— BEGIN —

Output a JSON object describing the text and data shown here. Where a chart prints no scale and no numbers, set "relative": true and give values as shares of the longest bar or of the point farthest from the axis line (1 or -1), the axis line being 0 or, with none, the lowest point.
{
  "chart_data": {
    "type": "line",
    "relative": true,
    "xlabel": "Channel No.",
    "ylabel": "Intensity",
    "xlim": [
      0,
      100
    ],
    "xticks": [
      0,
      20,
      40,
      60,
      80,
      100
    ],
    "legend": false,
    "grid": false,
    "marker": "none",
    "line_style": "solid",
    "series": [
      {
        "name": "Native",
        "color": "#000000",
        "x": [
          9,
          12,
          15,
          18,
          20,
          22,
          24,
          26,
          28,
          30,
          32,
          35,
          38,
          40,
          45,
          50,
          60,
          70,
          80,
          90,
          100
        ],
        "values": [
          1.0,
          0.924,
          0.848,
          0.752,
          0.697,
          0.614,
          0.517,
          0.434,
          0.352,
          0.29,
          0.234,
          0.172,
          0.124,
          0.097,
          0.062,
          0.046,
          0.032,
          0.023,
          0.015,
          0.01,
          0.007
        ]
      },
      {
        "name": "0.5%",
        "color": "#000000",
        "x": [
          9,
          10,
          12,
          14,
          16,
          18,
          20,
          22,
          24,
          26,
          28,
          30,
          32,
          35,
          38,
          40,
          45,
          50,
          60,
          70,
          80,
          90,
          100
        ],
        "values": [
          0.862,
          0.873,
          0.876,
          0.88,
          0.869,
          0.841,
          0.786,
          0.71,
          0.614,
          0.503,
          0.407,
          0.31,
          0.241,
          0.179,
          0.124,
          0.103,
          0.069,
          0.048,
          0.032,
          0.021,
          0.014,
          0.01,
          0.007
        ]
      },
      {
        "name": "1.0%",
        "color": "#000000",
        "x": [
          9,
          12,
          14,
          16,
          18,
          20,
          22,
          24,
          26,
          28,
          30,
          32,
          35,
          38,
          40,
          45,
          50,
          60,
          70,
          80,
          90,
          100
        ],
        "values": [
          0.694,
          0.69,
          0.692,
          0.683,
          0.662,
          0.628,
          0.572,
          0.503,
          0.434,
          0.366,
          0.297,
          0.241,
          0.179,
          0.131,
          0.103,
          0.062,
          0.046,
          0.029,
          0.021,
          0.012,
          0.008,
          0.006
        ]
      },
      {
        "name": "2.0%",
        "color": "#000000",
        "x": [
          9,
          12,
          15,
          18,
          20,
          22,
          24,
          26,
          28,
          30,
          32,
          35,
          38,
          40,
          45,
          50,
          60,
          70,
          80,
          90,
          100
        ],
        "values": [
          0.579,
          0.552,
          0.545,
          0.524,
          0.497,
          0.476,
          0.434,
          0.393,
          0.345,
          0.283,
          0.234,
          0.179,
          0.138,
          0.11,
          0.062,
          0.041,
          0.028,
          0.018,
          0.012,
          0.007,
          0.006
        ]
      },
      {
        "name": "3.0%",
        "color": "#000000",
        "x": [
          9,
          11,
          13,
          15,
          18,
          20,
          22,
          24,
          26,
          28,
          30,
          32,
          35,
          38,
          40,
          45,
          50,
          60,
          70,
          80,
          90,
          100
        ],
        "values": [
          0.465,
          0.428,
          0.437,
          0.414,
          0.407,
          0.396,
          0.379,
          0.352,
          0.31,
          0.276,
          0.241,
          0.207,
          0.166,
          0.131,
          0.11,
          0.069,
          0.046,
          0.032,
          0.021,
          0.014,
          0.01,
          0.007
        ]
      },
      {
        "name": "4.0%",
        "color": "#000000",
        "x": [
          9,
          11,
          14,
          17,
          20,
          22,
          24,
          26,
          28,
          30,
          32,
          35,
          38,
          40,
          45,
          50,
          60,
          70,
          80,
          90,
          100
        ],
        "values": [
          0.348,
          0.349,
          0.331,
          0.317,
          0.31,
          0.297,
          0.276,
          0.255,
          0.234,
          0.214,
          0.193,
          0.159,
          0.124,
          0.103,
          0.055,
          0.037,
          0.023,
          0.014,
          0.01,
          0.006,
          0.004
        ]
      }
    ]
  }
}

— END —

> What is expected: Write only the number of lines in the data above that include "none".

> The answer: 2